Entries from a dataset
____________________
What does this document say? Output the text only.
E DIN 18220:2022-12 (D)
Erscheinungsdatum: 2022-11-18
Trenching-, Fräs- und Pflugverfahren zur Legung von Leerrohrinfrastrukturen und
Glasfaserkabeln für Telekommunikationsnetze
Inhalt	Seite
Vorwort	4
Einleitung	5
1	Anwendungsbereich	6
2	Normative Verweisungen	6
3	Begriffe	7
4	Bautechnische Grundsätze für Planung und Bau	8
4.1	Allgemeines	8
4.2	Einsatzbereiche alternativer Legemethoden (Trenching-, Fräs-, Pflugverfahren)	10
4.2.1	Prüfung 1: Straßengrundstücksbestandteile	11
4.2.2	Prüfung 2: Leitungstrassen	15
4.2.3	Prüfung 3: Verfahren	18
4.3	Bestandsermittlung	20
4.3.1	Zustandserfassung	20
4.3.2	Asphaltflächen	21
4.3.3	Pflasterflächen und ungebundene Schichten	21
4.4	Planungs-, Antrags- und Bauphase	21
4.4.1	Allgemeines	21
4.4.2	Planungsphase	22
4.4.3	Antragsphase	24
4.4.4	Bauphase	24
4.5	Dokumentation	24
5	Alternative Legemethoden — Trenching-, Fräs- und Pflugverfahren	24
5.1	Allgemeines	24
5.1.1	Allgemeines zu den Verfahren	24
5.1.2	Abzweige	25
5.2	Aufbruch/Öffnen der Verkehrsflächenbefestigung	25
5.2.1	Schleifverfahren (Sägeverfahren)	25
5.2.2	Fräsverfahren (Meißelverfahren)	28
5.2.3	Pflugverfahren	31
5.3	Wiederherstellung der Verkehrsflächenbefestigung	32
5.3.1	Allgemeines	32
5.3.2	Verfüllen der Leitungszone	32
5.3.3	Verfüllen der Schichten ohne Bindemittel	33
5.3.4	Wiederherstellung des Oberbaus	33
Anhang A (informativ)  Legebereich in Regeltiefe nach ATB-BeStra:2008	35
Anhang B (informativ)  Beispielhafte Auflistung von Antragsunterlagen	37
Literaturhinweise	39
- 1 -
____________________
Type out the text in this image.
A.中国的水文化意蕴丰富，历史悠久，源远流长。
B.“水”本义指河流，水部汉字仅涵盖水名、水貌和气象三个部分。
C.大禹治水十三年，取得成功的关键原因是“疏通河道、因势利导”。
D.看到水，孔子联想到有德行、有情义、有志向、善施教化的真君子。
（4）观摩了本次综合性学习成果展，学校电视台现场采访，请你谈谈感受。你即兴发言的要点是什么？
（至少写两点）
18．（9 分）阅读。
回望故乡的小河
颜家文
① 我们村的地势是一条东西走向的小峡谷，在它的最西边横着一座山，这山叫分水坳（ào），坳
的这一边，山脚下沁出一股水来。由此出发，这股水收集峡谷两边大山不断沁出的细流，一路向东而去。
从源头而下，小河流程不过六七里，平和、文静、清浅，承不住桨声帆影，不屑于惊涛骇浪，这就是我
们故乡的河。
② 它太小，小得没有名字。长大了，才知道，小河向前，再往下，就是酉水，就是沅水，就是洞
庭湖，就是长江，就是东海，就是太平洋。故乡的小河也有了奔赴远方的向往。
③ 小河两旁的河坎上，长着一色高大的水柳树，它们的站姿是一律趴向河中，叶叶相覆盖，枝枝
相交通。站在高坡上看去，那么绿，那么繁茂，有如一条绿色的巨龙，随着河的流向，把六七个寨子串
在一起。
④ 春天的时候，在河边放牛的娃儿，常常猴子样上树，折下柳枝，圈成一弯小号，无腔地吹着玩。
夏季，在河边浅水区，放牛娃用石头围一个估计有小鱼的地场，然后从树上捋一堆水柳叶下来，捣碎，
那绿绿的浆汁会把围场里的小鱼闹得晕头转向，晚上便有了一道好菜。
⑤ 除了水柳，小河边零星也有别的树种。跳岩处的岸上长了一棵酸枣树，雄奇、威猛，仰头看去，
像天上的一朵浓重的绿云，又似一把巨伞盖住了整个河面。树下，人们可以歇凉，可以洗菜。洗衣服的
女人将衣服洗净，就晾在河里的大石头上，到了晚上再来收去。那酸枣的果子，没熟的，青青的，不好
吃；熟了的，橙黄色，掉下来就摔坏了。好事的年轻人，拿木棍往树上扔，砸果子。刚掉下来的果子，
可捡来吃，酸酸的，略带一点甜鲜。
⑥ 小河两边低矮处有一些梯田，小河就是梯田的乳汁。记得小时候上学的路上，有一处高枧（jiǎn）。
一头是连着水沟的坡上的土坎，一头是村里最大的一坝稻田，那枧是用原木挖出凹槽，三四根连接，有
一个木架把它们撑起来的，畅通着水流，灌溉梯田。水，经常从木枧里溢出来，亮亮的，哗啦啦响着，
____________________
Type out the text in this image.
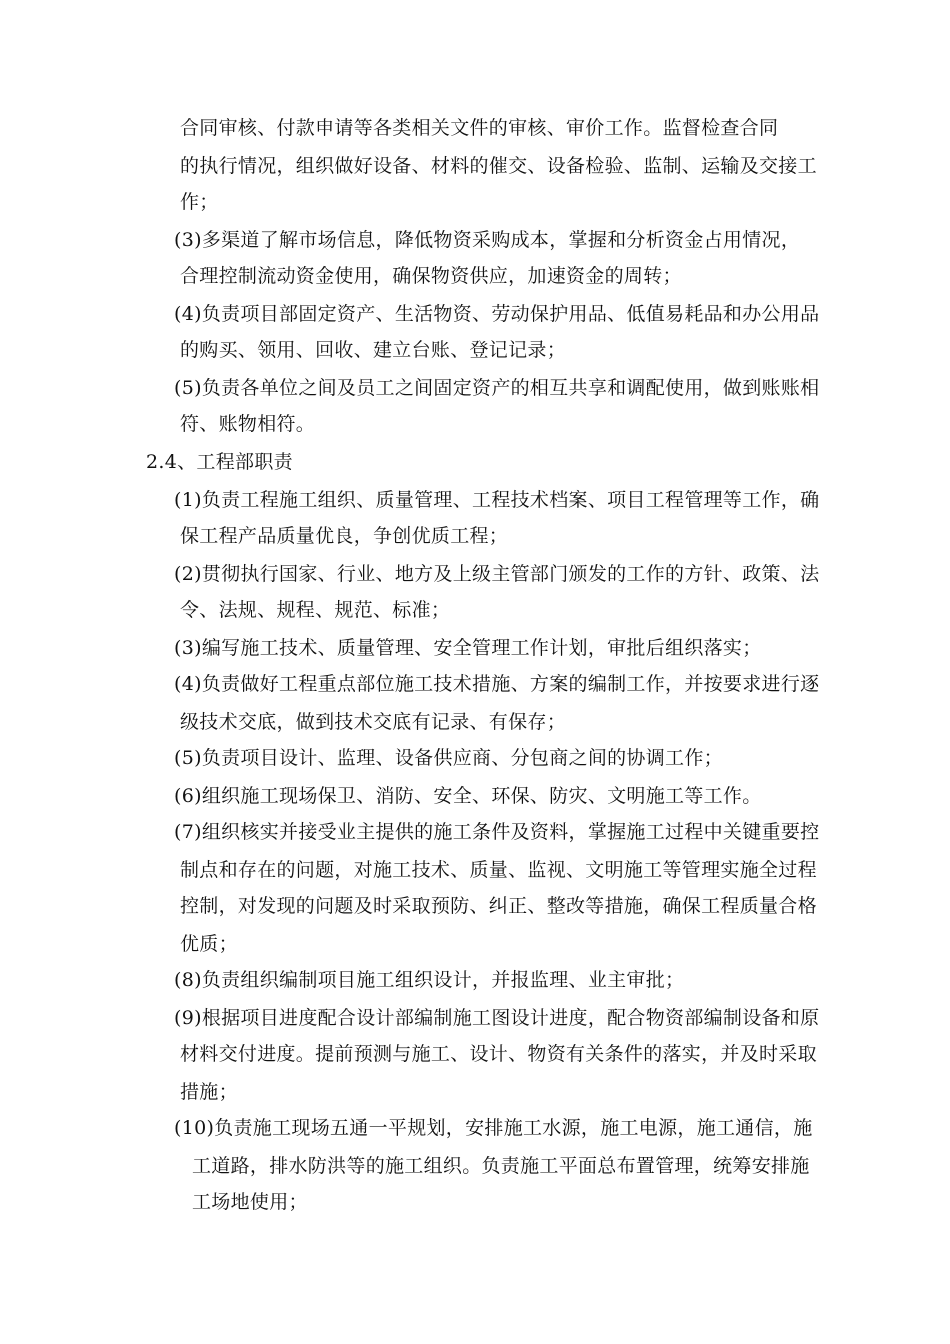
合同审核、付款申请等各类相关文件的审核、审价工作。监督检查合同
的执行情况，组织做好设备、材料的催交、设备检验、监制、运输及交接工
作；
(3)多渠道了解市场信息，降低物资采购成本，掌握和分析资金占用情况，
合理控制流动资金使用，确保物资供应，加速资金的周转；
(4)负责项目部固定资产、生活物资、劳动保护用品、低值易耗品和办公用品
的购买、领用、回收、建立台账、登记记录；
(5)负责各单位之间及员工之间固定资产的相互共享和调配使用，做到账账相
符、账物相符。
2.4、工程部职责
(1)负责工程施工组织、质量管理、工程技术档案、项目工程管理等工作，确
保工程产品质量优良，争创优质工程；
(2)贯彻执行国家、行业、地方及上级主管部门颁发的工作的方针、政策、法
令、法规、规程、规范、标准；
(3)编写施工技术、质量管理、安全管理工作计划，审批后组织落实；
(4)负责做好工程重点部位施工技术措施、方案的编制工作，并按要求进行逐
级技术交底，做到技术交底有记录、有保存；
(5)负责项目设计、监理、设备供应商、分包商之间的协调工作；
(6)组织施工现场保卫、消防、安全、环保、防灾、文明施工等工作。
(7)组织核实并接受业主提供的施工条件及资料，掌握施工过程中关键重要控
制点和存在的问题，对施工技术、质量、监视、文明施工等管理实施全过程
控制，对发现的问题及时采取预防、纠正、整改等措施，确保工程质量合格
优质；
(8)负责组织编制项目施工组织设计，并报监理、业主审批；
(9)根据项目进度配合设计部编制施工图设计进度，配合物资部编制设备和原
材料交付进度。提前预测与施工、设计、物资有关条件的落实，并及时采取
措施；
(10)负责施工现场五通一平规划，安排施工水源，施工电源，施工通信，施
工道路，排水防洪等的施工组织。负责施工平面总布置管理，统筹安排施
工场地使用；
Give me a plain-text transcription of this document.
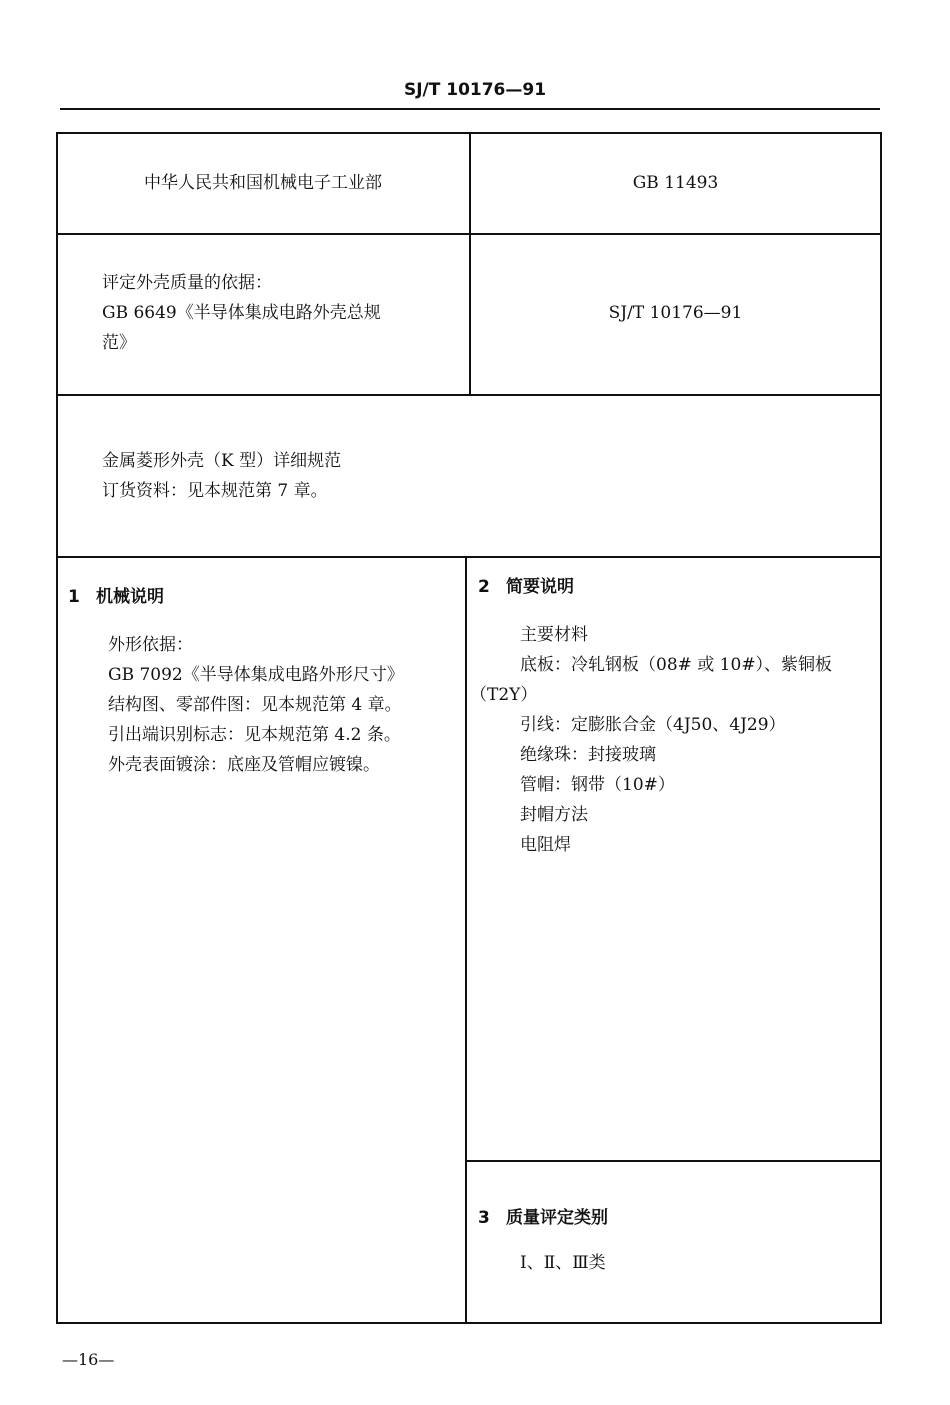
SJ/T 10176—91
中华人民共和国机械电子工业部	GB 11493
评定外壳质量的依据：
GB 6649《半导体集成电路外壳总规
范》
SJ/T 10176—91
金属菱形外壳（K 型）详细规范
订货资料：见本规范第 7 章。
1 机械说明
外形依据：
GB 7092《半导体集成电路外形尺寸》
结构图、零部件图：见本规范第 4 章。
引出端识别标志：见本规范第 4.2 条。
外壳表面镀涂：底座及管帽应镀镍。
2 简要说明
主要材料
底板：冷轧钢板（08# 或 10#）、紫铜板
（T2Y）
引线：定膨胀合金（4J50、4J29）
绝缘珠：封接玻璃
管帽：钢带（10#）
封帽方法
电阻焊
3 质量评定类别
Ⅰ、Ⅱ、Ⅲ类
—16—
____________________
Copy every line above in which the string "informativ" shows up.

— Written reply —
Anhang A (informativ)  Legebereich in Regeltiefe nach ATB-BeStra:2008	35
Anhang B (informativ)  Beispielhafte Auflistung von Antragsunterlagen	37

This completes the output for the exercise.